Print each line exactly as it is given.
╭──
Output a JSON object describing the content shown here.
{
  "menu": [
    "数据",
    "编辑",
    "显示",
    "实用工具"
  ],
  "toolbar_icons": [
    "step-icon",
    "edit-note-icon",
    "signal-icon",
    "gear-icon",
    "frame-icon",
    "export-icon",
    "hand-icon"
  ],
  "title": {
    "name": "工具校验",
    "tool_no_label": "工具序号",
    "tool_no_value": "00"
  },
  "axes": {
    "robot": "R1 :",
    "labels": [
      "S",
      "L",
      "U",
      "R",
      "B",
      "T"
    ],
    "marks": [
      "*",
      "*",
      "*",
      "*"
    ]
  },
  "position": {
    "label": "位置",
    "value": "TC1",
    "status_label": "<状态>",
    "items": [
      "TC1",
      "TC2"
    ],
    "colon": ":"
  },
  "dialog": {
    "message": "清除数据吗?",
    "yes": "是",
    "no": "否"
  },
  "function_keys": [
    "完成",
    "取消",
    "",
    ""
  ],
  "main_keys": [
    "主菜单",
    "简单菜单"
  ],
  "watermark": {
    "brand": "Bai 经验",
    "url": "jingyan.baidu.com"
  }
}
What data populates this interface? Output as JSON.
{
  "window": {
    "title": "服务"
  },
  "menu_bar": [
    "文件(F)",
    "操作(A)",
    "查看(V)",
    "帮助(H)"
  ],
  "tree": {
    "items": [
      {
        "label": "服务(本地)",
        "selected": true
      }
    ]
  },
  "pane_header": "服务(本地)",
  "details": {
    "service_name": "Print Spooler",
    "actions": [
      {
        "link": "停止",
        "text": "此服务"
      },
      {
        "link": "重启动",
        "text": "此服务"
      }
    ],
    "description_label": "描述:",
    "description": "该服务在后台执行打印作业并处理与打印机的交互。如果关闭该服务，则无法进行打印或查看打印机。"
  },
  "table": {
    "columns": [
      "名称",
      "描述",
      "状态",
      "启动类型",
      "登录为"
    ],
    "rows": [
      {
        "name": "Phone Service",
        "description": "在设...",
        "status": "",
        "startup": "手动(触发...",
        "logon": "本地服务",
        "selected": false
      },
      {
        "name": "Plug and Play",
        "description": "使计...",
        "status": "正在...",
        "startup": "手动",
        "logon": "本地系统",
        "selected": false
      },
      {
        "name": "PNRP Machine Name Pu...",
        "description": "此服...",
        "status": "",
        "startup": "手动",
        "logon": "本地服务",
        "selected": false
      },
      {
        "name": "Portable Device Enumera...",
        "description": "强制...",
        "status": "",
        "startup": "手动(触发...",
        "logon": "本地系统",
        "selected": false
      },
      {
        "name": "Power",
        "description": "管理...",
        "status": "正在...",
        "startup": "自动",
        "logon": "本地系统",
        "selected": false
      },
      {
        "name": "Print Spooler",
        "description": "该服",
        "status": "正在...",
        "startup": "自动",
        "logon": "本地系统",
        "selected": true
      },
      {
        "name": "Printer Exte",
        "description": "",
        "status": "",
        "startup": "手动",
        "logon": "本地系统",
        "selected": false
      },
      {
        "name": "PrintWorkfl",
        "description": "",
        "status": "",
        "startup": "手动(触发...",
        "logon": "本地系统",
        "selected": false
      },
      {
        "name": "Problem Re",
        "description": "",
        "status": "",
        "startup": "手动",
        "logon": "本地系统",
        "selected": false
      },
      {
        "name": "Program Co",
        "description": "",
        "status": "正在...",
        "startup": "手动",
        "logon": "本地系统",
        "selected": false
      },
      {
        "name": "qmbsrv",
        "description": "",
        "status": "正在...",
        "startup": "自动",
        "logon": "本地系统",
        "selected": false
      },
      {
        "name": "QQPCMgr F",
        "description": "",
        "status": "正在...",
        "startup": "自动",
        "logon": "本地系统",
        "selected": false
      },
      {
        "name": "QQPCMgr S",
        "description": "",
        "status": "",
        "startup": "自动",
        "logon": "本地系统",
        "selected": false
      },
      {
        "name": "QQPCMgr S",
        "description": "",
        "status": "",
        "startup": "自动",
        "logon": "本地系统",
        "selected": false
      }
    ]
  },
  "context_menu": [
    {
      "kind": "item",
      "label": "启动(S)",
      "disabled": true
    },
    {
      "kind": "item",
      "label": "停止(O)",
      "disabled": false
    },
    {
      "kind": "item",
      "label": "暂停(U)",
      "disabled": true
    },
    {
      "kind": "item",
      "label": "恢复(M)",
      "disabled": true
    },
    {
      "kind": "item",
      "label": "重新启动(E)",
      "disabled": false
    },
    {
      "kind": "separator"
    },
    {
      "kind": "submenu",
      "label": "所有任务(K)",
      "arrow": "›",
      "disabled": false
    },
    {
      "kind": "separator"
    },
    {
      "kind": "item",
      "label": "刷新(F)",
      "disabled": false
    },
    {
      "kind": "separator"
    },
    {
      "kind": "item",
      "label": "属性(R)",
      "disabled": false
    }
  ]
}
╰──
** Result **
Output a JSON object describing the content shown here.
{
  "menu": [
    "数据",
    "编辑",
    "显示",
    "实用工具"
  ],
  "toolbar_icons": [
    "step-icon",
    "edit-note-icon",
    "signal-icon",
    "gear-icon",
    "frame-icon",
    "export-icon",
    "hand-icon"
  ],
  "title": {
    "name": "工具校验",
    "tool_no_label": "工具序号",
    "tool_no_value": "00"
  },
  "axes": {
    "robot": "R1 :",
    "labels": [
      "S",
      "L",
      "U",
      "R",
      "B",
      "T"
    ],
    "marks": [
      "*",
      "*",
      "*",
      "*"
    ]
  },
  "position": {
    "label": "位置",
    "value": "TC1",
    "status_label": "<状态>",
    "items": [
      "TC1",
      "TC2"
    ],
    "colon": ":"
  },
  "dialog": {
    "message": "清除数据吗?",
    "yes": "是",
    "no": "否"
  },
  "function_keys": [
    "完成",
    "取消",
    "",
    ""
  ],
  "main_keys": [
    "主菜单",
    "简单菜单"
  ],
  "watermark": {
    "brand": "Bai 经验",
    "url": "jingyan.baidu.com"
  }
}
What data populates this interface? Output as JSON.
{
  "window": {
    "title": "服务"
  },
  "menu_bar": [
    "文件(F)",
    "操作(A)",
    "查看(V)",
    "帮助(H)"
  ],
  "tree": {
    "items": [
      {
        "label": "服务(本地)",
        "selected": true
      }
    ]
  },
  "pane_header": "服务(本地)",
  "details": {
    "service_name": "Print Spooler",
    "actions": [
      {
        "link": "停止",
        "text": "此服务"
      },
      {
        "link": "重启动",
        "text": "此服务"
      }
    ],
    "description_label": "描述:",
    "description": "该服务在后台执行打印作业并处理与打印机的交互。如果关闭该服务，则无法进行打印或查看打印机。"
  },
  "table": {
    "columns": [
      "名称",
      "描述",
      "状态",
      "启动类型",
      "登录为"
    ],
    "rows": [
      {
        "name": "Phone Service",
        "description": "在设...",
        "status": "",
        "startup": "手动(触发...",
        "logon": "本地服务",
        "selected": false
      },
      {
        "name": "Plug and Play",
        "description": "使计...",
        "status": "正在...",
        "startup": "手动",
        "logon": "本地系统",
        "selected": false
      },
      {
        "name": "PNRP Machine Name Pu...",
        "description": "此服...",
        "status": "",
        "startup": "手动",
        "logon": "本地服务",
        "selected": false
      },
      {
        "name": "Portable Device Enumera...",
        "description": "强制...",
        "status": "",
        "startup": "手动(触发...",
        "logon": "本地系统",
        "selected": false
      },
      {
        "name": "Power",
        "description": "管理...",
        "status": "正在...",
        "startup": "自动",
        "logon": "本地系统",
        "selected": false
      },
      {
        "name": "Print Spooler",
        "description": "该服",
        "status": "正在...",
        "startup": "自动",
        "logon": "本地系统",
        "selected": true
      },
      {
        "name": "Printer Exte",
        "description": "",
        "status": "",
        "startup": "手动",
        "logon": "本地系统",
        "selected": false
      },
      {
        "name": "PrintWorkfl",
        "description": "",
        "status": "",
        "startup": "手动(触发...",
        "logon": "本地系统",
        "selected": false
      },
      {
        "name": "Problem Re",
        "description": "",
        "status": "",
        "startup": "手动",
        "logon": "本地系统",
        "selected": false
      },
      {
        "name": "Program Co",
        "description": "",
        "status": "正在...",
        "startup": "手动",
        "logon": "本地系统",
        "selected": false
      },
      {
        "name": "qmbsrv",
        "description": "",
        "status": "正在...",
        "startup": "自动",
        "logon": "本地系统",
        "selected": false
      },
      {
        "name": "QQPCMgr F",
        "description": "",
        "status": "正在...",
        "startup": "自动",
        "logon": "本地系统",
        "selected": false
      },
      {
        "name": "QQPCMgr S",
        "description": "",
        "status": "",
        "startup": "自动",
        "logon": "本地系统",
        "selected": false
      },
      {
        "name": "QQPCMgr S",
        "description": "",
        "status": "",
        "startup": "自动",
        "logon": "本地系统",
        "selected": false
      }
    ]
  },
  "context_menu": [
    {
      "kind": "item",
      "label": "启动(S)",
      "disabled": true
    },
    {
      "kind": "item",
      "label": "停止(O)",
      "disabled": false
    },
    {
      "kind": "item",
      "label": "暂停(U)",
      "disabled": true
    },
    {
      "kind": "item",
      "label": "恢复(M)",
      "disabled": true
    },
    {
      "kind": "item",
      "label": "重新启动(E)",
      "disabled": false
    },
    {
      "kind": "separator"
    },
    {
      "kind": "submenu",
      "label": "所有任务(K)",
      "arrow": "›",
      "disabled": false
    },
    {
      "kind": "separator"
    },
    {
      "kind": "item",
      "label": "刷新(F)",
      "disabled": false
    },
    {
      "kind": "separator"
    },
    {
      "kind": "item",
      "label": "属性(R)",
      "disabled": false
    }
  ]
}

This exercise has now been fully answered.